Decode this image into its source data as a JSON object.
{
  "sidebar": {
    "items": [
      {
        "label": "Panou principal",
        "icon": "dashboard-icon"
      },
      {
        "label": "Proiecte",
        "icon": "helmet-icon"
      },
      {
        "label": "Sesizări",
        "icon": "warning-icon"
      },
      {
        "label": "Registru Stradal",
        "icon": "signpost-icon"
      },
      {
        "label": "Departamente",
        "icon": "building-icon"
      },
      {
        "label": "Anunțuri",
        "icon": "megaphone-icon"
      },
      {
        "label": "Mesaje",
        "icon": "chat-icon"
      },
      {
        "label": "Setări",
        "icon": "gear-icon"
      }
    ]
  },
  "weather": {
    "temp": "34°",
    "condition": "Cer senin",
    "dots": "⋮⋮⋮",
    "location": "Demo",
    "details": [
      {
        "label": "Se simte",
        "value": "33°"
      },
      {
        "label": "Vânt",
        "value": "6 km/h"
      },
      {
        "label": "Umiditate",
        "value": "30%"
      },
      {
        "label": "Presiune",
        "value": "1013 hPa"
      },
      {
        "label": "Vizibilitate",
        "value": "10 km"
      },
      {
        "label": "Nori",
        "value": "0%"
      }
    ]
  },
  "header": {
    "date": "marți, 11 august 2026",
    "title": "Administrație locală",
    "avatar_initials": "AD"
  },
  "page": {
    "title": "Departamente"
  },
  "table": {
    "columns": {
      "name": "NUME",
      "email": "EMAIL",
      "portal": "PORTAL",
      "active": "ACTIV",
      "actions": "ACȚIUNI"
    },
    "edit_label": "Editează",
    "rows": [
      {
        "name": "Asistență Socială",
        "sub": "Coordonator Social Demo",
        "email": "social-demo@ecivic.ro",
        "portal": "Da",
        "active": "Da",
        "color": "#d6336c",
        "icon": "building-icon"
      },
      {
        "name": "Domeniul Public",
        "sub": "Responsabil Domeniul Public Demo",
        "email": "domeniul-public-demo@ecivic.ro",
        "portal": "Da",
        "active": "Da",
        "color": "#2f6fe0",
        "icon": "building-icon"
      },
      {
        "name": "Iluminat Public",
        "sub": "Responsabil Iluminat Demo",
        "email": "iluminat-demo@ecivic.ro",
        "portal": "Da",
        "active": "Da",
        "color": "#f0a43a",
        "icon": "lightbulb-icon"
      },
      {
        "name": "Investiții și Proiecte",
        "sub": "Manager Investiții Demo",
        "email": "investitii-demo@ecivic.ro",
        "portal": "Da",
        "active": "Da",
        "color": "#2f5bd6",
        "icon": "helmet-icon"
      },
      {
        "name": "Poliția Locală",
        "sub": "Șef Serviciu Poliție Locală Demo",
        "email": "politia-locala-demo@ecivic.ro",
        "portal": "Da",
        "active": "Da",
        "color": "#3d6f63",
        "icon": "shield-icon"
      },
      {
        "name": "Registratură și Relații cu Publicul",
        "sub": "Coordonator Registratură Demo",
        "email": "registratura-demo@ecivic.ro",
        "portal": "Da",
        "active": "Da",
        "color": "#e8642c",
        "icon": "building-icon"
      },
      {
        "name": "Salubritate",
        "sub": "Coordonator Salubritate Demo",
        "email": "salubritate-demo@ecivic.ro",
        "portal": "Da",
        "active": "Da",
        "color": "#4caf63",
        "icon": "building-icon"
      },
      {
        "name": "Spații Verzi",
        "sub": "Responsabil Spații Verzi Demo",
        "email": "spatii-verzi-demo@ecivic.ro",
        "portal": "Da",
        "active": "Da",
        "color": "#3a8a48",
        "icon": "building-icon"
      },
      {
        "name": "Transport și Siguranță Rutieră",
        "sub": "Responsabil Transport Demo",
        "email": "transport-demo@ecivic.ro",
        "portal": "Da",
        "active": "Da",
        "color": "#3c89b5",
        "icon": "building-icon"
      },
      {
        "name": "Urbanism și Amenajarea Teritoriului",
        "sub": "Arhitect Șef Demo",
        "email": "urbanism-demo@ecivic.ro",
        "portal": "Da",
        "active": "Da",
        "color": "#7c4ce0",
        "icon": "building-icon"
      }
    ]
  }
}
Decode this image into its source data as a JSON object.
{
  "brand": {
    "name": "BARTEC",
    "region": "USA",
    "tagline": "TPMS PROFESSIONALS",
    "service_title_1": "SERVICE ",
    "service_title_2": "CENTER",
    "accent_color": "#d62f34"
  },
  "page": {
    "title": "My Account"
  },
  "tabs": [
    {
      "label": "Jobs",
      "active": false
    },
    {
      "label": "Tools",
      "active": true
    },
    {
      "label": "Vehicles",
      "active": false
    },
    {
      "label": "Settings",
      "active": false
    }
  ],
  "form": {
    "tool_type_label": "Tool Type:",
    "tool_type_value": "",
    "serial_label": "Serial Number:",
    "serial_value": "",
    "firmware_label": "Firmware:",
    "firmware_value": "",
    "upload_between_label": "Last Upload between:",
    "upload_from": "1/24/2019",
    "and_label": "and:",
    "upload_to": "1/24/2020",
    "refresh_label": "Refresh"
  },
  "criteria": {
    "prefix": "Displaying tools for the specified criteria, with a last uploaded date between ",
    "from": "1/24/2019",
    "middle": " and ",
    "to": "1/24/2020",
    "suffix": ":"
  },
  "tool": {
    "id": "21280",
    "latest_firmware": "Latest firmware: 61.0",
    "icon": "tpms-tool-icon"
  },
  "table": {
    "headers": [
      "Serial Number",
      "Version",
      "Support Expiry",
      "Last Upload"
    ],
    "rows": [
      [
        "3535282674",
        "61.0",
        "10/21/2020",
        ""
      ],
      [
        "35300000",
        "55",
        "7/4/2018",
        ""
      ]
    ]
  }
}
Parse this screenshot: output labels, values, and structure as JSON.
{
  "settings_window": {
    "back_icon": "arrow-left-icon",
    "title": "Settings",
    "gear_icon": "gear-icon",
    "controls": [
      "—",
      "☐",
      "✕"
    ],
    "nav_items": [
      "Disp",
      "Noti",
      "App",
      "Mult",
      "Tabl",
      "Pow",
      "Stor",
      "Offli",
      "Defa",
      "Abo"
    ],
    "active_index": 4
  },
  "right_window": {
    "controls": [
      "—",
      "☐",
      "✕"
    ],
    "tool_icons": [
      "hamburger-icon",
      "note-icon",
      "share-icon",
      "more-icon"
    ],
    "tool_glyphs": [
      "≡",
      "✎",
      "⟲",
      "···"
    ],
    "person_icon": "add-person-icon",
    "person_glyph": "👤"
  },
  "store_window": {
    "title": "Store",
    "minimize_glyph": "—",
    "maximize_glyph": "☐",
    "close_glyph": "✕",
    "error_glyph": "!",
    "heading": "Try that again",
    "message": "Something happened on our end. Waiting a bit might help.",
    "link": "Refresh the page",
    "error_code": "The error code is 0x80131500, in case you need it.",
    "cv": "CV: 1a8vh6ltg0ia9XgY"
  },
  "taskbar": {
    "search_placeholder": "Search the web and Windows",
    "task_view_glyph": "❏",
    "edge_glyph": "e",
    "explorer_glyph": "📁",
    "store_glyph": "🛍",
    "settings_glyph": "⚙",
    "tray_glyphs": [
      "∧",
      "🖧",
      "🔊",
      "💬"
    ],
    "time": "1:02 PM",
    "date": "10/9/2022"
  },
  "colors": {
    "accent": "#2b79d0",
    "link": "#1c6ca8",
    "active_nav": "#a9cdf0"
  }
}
• • • • •
* PROBLEM
Write out every line of the material again, exactly as it reads.

* EXERCISE RESULT
Decode this image into its source data as a JSON object.
{
  "sidebar": {
    "items": [
      {
        "label": "Panou principal",
        "icon": "dashboard-icon"
      },
      {
        "label": "Proiecte",
        "icon": "helmet-icon"
      },
      {
        "label": "Sesizări",
        "icon": "warning-icon"
      },
      {
        "label": "Registru Stradal",
        "icon": "signpost-icon"
      },
      {
        "label": "Departamente",
        "icon": "building-icon"
      },
      {
        "label": "Anunțuri",
        "icon": "megaphone-icon"
      },
      {
        "label": "Mesaje",
        "icon": "chat-icon"
      },
      {
        "label": "Setări",
        "icon": "gear-icon"
      }
    ]
  },
  "weather": {
    "temp": "34°",
    "condition": "Cer senin",
    "dots": "⋮⋮⋮",
    "location": "Demo",
    "details": [
      {
        "label": "Se simte",
        "value": "33°"
      },
      {
        "label": "Vânt",
        "value": "6 km/h"
      },
      {
        "label": "Umiditate",
        "value": "30%"
      },
      {
        "label": "Presiune",
        "value": "1013 hPa"
      },
      {
        "label": "Vizibilitate",
        "value": "10 km"
      },
      {
        "label": "Nori",
        "value": "0%"
      }
    ]
  },
  "header": {
    "date": "marți, 11 august 2026",
    "title": "Administrație locală",
    "avatar_initials": "AD"
  },
  "page": {
    "title": "Departamente"
  },
  "table": {
    "columns": {
      "name": "NUME",
      "email": "EMAIL",
      "portal": "PORTAL",
      "active": "ACTIV",
      "actions": "ACȚIUNI"
    },
    "edit_label": "Editează",
    "rows": [
      {
        "name": "Asistență Socială",
        "sub": "Coordonator Social Demo",
        "email": "social-demo@ecivic.ro",
        "portal": "Da",
        "active": "Da",
        "color": "#d6336c",
        "icon": "building-icon"
      },
      {
        "name": "Domeniul Public",
        "sub": "Responsabil Domeniul Public Demo",
        "email": "domeniul-public-demo@ecivic.ro",
        "portal": "Da",
        "active": "Da",
        "color": "#2f6fe0",
        "icon": "building-icon"
      },
      {
        "name": "Iluminat Public",
        "sub": "Responsabil Iluminat Demo",
        "email": "iluminat-demo@ecivic.ro",
        "portal": "Da",
        "active": "Da",
        "color": "#f0a43a",
        "icon": "lightbulb-icon"
      },
      {
        "name": "Investiții și Proiecte",
        "sub": "Manager Investiții Demo",
        "email": "investitii-demo@ecivic.ro",
        "portal": "Da",
        "active": "Da",
        "color": "#2f5bd6",
        "icon": "helmet-icon"
      },
      {
        "name": "Poliția Locală",
        "sub": "Șef Serviciu Poliție Locală Demo",
        "email": "politia-locala-demo@ecivic.ro",
        "portal": "Da",
        "active": "Da",
        "color": "#3d6f63",
        "icon": "shield-icon"
      },
      {
        "name": "Registratură și Relații cu Publicul",
        "sub": "Coordonator Registratură Demo",
        "email": "registratura-demo@ecivic.ro",
        "portal": "Da",
        "active": "Da",
        "color": "#e8642c",
        "icon": "building-icon"
      },
      {
        "name": "Salubritate",
        "sub": "Coordonator Salubritate Demo",
        "email": "salubritate-demo@ecivic.ro",
        "portal": "Da",
        "active": "Da",
        "color": "#4caf63",
        "icon": "building-icon"
      },
      {
        "name": "Spații Verzi",
        "sub": "Responsabil Spații Verzi Demo",
        "email": "spatii-verzi-demo@ecivic.ro",
        "portal": "Da",
        "active": "Da",
        "color": "#3a8a48",
        "icon": "building-icon"
      },
      {
        "name": "Transport și Siguranță Rutieră",
        "sub": "Responsabil Transport Demo",
        "email": "transport-demo@ecivic.ro",
        "portal": "Da",
        "active": "Da",
        "color": "#3c89b5",
        "icon": "building-icon"
      },
      {
        "name": "Urbanism și Amenajarea Teritoriului",
        "sub": "Arhitect Șef Demo",
        "email": "urbanism-demo@ecivic.ro",
        "portal": "Da",
        "active": "Da",
        "color": "#7c4ce0",
        "icon": "building-icon"
      }
    ]
  }
}
Decode this image into its source data as a JSON object.
{
  "brand": {
    "name": "BARTEC",
    "region": "USA",
    "tagline": "TPMS PROFESSIONALS",
    "service_title_1": "SERVICE ",
    "service_title_2": "CENTER",
    "accent_color": "#d62f34"
  },
  "page": {
    "title": "My Account"
  },
  "tabs": [
    {
      "label": "Jobs",
      "active": false
    },
    {
      "label": "Tools",
      "active": true
    },
    {
      "label": "Vehicles",
      "active": false
    },
    {
      "label": "Settings",
      "active": false
    }
  ],
  "form": {
    "tool_type_label": "Tool Type:",
    "tool_type_value": "",
    "serial_label": "Serial Number:",
    "serial_value": "",
    "firmware_label": "Firmware:",
    "firmware_value": "",
    "upload_between_label": "Last Upload between:",
    "upload_from": "1/24/2019",
    "and_label": "and:",
    "upload_to": "1/24/2020",
    "refresh_label": "Refresh"
  },
  "criteria": {
    "prefix": "Displaying tools for the specified criteria, with a last uploaded date between ",
    "from": "1/24/2019",
    "middle": " and ",
    "to": "1/24/2020",
    "suffix": ":"
  },
  "tool": {
    "id": "21280",
    "latest_firmware": "Latest firmware: 61.0",
    "icon": "tpms-tool-icon"
  },
  "table": {
    "headers": [
      "Serial Number",
      "Version",
      "Support Expiry",
      "Last Upload"
    ],
    "rows": [
      [
        "3535282674",
        "61.0",
        "10/21/2020",
        ""
      ],
      [
        "35300000",
        "55",
        "7/4/2018",
        ""
      ]
    ]
  }
}
Parse this screenshot: output labels, values, and structure as JSON.
{
  "settings_window": {
    "back_icon": "arrow-left-icon",
    "title": "Settings",
    "gear_icon": "gear-icon",
    "controls": [
      "—",
      "☐",
      "✕"
    ],
    "nav_items": [
      "Disp",
      "Noti",
      "App",
      "Mult",
      "Tabl",
      "Pow",
      "Stor",
      "Offli",
      "Defa",
      "Abo"
    ],
    "active_index": 4
  },
  "right_window": {
    "controls": [
      "—",
      "☐",
      "✕"
    ],
    "tool_icons": [
      "hamburger-icon",
      "note-icon",
      "share-icon",
      "more-icon"
    ],
    "tool_glyphs": [
      "≡",
      "✎",
      "⟲",
      "···"
    ],
    "person_icon": "add-person-icon",
    "person_glyph": "👤"
  },
  "store_window": {
    "title": "Store",
    "minimize_glyph": "—",
    "maximize_glyph": "☐",
    "close_glyph": "✕",
    "error_glyph": "!",
    "heading": "Try that again",
    "message": "Something happened on our end. Waiting a bit might help.",
    "link": "Refresh the page",
    "error_code": "The error code is 0x80131500, in case you need it.",
    "cv": "CV: 1a8vh6ltg0ia9XgY"
  },
  "taskbar": {
    "search_placeholder": "Search the web and Windows",
    "task_view_glyph": "❏",
    "edge_glyph": "e",
    "explorer_glyph": "📁",
    "store_glyph": "🛍",
    "settings_glyph": "⚙",
    "tray_glyphs": [
      "∧",
      "🖧",
      "🔊",
      "💬"
    ],
    "time": "1:02 PM",
    "date": "10/9/2022"
  },
  "colors": {
    "accent": "#2b79d0",
    "link": "#1c6ca8",
    "active_nav": "#a9cdf0"
  }
}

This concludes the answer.